[Source data]
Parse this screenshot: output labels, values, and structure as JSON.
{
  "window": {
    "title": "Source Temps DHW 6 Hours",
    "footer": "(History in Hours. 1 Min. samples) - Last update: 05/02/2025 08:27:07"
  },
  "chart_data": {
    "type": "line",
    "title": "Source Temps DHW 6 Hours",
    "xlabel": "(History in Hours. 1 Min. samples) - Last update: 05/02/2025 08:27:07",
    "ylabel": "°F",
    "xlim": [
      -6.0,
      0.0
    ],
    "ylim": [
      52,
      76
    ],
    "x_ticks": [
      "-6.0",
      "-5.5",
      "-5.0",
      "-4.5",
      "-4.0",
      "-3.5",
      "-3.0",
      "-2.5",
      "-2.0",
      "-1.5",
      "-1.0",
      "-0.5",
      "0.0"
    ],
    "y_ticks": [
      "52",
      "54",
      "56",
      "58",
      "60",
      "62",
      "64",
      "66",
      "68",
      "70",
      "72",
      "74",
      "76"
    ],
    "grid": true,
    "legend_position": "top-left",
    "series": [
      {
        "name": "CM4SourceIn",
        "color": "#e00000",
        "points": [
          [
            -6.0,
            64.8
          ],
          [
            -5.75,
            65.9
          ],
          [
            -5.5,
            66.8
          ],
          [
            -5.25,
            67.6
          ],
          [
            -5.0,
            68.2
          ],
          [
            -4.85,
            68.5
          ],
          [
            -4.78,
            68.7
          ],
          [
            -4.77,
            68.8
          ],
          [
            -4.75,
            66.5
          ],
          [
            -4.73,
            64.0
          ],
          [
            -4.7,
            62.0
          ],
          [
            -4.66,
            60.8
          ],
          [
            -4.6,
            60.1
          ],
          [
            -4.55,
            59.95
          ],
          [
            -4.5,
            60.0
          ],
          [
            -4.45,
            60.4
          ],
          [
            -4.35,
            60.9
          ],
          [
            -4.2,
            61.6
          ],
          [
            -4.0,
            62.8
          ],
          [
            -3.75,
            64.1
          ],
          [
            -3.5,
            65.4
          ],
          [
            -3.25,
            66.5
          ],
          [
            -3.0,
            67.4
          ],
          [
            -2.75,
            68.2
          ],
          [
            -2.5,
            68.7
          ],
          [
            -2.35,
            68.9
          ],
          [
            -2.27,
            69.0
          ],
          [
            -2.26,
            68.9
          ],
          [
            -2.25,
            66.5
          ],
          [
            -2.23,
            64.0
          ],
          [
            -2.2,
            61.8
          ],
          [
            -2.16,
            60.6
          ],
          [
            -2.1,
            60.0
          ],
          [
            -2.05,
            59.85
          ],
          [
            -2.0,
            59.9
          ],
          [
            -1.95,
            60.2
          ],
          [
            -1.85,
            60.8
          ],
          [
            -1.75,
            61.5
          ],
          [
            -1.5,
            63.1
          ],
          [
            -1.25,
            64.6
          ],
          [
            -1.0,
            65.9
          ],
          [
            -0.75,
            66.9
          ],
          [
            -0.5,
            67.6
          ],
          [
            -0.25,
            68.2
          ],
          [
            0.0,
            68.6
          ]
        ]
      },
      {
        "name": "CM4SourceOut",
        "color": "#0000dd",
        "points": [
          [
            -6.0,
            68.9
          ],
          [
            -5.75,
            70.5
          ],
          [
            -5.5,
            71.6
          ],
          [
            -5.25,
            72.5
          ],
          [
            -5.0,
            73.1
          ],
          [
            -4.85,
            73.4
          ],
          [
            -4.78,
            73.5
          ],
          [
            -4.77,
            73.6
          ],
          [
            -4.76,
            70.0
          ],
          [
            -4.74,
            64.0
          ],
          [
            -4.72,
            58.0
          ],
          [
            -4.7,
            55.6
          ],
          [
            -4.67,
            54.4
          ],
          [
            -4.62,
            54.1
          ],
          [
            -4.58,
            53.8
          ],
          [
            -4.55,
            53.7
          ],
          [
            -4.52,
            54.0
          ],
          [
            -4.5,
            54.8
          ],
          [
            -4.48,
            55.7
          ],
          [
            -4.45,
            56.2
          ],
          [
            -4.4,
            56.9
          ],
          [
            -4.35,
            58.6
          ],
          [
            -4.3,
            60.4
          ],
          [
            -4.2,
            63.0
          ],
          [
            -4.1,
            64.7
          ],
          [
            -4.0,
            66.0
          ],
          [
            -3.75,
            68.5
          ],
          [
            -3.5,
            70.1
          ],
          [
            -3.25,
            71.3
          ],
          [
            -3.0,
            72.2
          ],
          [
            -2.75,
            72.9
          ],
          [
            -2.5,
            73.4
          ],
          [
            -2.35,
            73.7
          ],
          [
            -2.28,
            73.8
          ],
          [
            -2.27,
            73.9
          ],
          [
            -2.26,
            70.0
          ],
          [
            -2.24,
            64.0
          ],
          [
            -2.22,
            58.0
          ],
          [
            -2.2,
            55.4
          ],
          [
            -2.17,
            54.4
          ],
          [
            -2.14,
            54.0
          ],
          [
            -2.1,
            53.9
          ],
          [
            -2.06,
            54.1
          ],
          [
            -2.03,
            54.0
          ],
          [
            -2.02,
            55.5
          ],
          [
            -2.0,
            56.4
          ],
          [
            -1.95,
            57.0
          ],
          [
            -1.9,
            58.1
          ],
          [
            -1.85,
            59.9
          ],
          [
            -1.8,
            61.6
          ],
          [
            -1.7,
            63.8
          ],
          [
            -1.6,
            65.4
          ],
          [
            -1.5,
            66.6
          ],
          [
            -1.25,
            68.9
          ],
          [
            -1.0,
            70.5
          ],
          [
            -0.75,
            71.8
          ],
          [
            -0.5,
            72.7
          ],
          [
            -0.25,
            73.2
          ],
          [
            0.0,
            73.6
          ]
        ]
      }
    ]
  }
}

Goal:
Output all of the data again. Match it exactly.

Result below:
Parse this screenshot: output labels, values, and structure as JSON.
{
  "window": {
    "title": "Source Temps DHW 6 Hours",
    "footer": "(History in Hours. 1 Min. samples) - Last update: 05/02/2025 08:27:07"
  },
  "chart_data": {
    "type": "line",
    "title": "Source Temps DHW 6 Hours",
    "xlabel": "(History in Hours. 1 Min. samples) - Last update: 05/02/2025 08:27:07",
    "ylabel": "°F",
    "xlim": [
      -6.0,
      0.0
    ],
    "ylim": [
      52,
      76
    ],
    "x_ticks": [
      "-6.0",
      "-5.5",
      "-5.0",
      "-4.5",
      "-4.0",
      "-3.5",
      "-3.0",
      "-2.5",
      "-2.0",
      "-1.5",
      "-1.0",
      "-0.5",
      "0.0"
    ],
    "y_ticks": [
      "52",
      "54",
      "56",
      "58",
      "60",
      "62",
      "64",
      "66",
      "68",
      "70",
      "72",
      "74",
      "76"
    ],
    "grid": true,
    "legend_position": "top-left",
    "series": [
      {
        "name": "CM4SourceIn",
        "color": "#e00000",
        "points": [
          [
            -6.0,
            64.8
          ],
          [
            -5.75,
            65.9
          ],
          [
            -5.5,
            66.8
          ],
          [
            -5.25,
            67.6
          ],
          [
            -5.0,
            68.2
          ],
          [
            -4.85,
            68.5
          ],
          [
            -4.78,
            68.7
          ],
          [
            -4.77,
            68.8
          ],
          [
            -4.75,
            66.5
          ],
          [
            -4.73,
            64.0
          ],
          [
            -4.7,
            62.0
          ],
          [
            -4.66,
            60.8
          ],
          [
            -4.6,
            60.1
          ],
          [
            -4.55,
            59.95
          ],
          [
            -4.5,
            60.0
          ],
          [
            -4.45,
            60.4
          ],
          [
            -4.35,
            60.9
          ],
          [
            -4.2,
            61.6
          ],
          [
            -4.0,
            62.8
          ],
          [
            -3.75,
            64.1
          ],
          [
            -3.5,
            65.4
          ],
          [
            -3.25,
            66.5
          ],
          [
            -3.0,
            67.4
          ],
          [
            -2.75,
            68.2
          ],
          [
            -2.5,
            68.7
          ],
          [
            -2.35,
            68.9
          ],
          [
            -2.27,
            69.0
          ],
          [
            -2.26,
            68.9
          ],
          [
            -2.25,
            66.5
          ],
          [
            -2.23,
            64.0
          ],
          [
            -2.2,
            61.8
          ],
          [
            -2.16,
            60.6
          ],
          [
            -2.1,
            60.0
          ],
          [
            -2.05,
            59.85
          ],
          [
            -2.0,
            59.9
          ],
          [
            -1.95,
            60.2
          ],
          [
            -1.85,
            60.8
          ],
          [
            -1.75,
            61.5
          ],
          [
            -1.5,
            63.1
          ],
          [
            -1.25,
            64.6
          ],
          [
            -1.0,
            65.9
          ],
          [
            -0.75,
            66.9
          ],
          [
            -0.5,
            67.6
          ],
          [
            -0.25,
            68.2
          ],
          [
            0.0,
            68.6
          ]
        ]
      },
      {
        "name": "CM4SourceOut",
        "color": "#0000dd",
        "points": [
          [
            -6.0,
            68.9
          ],
          [
            -5.75,
            70.5
          ],
          [
            -5.5,
            71.6
          ],
          [
            -5.25,
            72.5
          ],
          [
            -5.0,
            73.1
          ],
          [
            -4.85,
            73.4
          ],
          [
            -4.78,
            73.5
          ],
          [
            -4.77,
            73.6
          ],
          [
            -4.76,
            70.0
          ],
          [
            -4.74,
            64.0
          ],
          [
            -4.72,
            58.0
          ],
          [
            -4.7,
            55.6
          ],
          [
            -4.67,
            54.4
          ],
          [
            -4.62,
            54.1
          ],
          [
            -4.58,
            53.8
          ],
          [
            -4.55,
            53.7
          ],
          [
            -4.52,
            54.0
          ],
          [
            -4.5,
            54.8
          ],
          [
            -4.48,
            55.7
          ],
          [
            -4.45,
            56.2
          ],
          [
            -4.4,
            56.9
          ],
          [
            -4.35,
            58.6
          ],
          [
            -4.3,
            60.4
          ],
          [
            -4.2,
            63.0
          ],
          [
            -4.1,
            64.7
          ],
          [
            -4.0,
            66.0
          ],
          [
            -3.75,
            68.5
          ],
          [
            -3.5,
            70.1
          ],
          [
            -3.25,
            71.3
          ],
          [
            -3.0,
            72.2
          ],
          [
            -2.75,
            72.9
          ],
          [
            -2.5,
            73.4
          ],
          [
            -2.35,
            73.7
          ],
          [
            -2.28,
            73.8
          ],
          [
            -2.27,
            73.9
          ],
          [
            -2.26,
            70.0
          ],
          [
            -2.24,
            64.0
          ],
          [
            -2.22,
            58.0
          ],
          [
            -2.2,
            55.4
          ],
          [
            -2.17,
            54.4
          ],
          [
            -2.14,
            54.0
          ],
          [
            -2.1,
            53.9
          ],
          [
            -2.06,
            54.1
          ],
          [
            -2.03,
            54.0
          ],
          [
            -2.02,
            55.5
          ],
          [
            -2.0,
            56.4
          ],
          [
            -1.95,
            57.0
          ],
          [
            -1.9,
            58.1
          ],
          [
            -1.85,
            59.9
          ],
          [
            -1.8,
            61.6
          ],
          [
            -1.7,
            63.8
          ],
          [
            -1.6,
            65.4
          ],
          [
            -1.5,
            66.6
          ],
          [
            -1.25,
            68.9
          ],
          [
            -1.0,
            70.5
          ],
          [
            -0.75,
            71.8
          ],
          [
            -0.5,
            72.7
          ],
          [
            -0.25,
            73.2
          ],
          [
            0.0,
            73.6
          ]
        ]
      }
    ]
  }
}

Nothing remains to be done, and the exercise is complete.